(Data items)
════════════════════

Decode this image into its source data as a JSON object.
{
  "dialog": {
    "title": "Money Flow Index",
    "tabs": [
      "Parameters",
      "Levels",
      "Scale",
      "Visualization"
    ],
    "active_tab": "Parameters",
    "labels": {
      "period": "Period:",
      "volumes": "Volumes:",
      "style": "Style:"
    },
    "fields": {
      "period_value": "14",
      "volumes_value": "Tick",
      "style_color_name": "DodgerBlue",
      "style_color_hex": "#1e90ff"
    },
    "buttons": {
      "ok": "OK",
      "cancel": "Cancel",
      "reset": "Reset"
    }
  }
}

════════════════════

**TASK TO CARRY OUT:** Copy out each line exactly.

**FULL SOLUTION:**
Decode this image into its source data as a JSON object.
{
  "dialog": {
    "title": "Money Flow Index",
    "tabs": [
      "Parameters",
      "Levels",
      "Scale",
      "Visualization"
    ],
    "active_tab": "Parameters",
    "labels": {
      "period": "Period:",
      "volumes": "Volumes:",
      "style": "Style:"
    },
    "fields": {
      "period_value": "14",
      "volumes_value": "Tick",
      "style_color_name": "DodgerBlue",
      "style_color_hex": "#1e90ff"
    },
    "buttons": {
      "ok": "OK",
      "cancel": "Cancel",
      "reset": "Reset"
    }
  }
}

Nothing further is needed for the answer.